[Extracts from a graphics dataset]
= = = = = = =

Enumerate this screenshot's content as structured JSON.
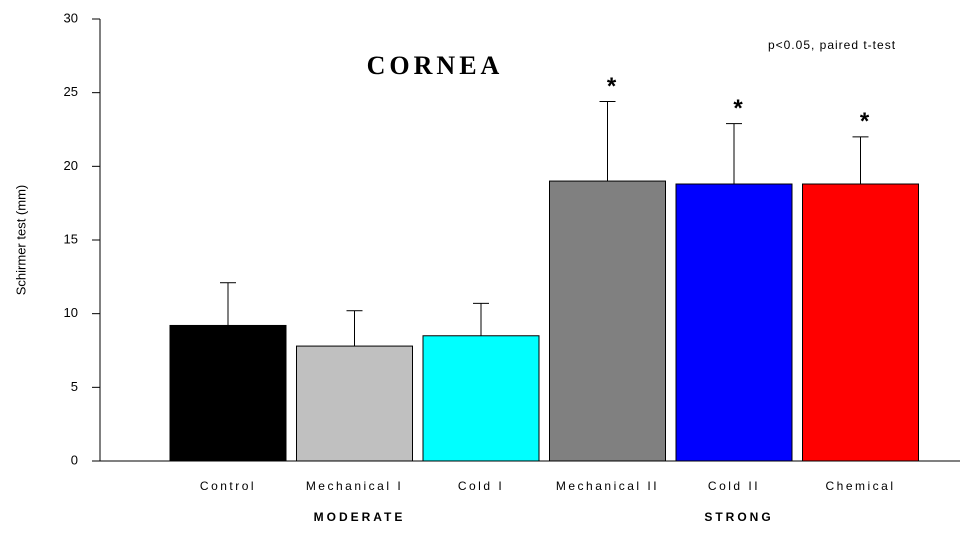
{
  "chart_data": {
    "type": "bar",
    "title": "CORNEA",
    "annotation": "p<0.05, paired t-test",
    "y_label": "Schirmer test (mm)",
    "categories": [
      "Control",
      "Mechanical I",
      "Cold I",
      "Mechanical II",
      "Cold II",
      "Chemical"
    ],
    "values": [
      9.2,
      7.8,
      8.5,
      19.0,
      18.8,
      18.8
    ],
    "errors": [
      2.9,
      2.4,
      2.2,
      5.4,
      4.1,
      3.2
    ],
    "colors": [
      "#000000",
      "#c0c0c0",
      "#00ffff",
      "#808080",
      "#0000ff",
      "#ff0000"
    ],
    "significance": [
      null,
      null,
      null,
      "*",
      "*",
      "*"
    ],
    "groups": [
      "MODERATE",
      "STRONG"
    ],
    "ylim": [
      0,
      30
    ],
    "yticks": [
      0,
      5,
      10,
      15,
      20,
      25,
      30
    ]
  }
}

= = = = = = =

Your task is to return the entries above exactly, with no pictures.

— SOLUTION FOR THIS EXERCISE —
Enumerate this screenshot's content as structured JSON.
{
  "chart_data": {
    "type": "bar",
    "title": "CORNEA",
    "annotation": "p<0.05, paired t-test",
    "y_label": "Schirmer test (mm)",
    "categories": [
      "Control",
      "Mechanical I",
      "Cold I",
      "Mechanical II",
      "Cold II",
      "Chemical"
    ],
    "values": [
      9.2,
      7.8,
      8.5,
      19.0,
      18.8,
      18.8
    ],
    "errors": [
      2.9,
      2.4,
      2.2,
      5.4,
      4.1,
      3.2
    ],
    "colors": [
      "#000000",
      "#c0c0c0",
      "#00ffff",
      "#808080",
      "#0000ff",
      "#ff0000"
    ],
    "significance": [
      null,
      null,
      null,
      "*",
      "*",
      "*"
    ],
    "groups": [
      "MODERATE",
      "STRONG"
    ],
    "ylim": [
      0,
      30
    ],
    "yticks": [
      0,
      5,
      10,
      15,
      20,
      25,
      30
    ]
  }
}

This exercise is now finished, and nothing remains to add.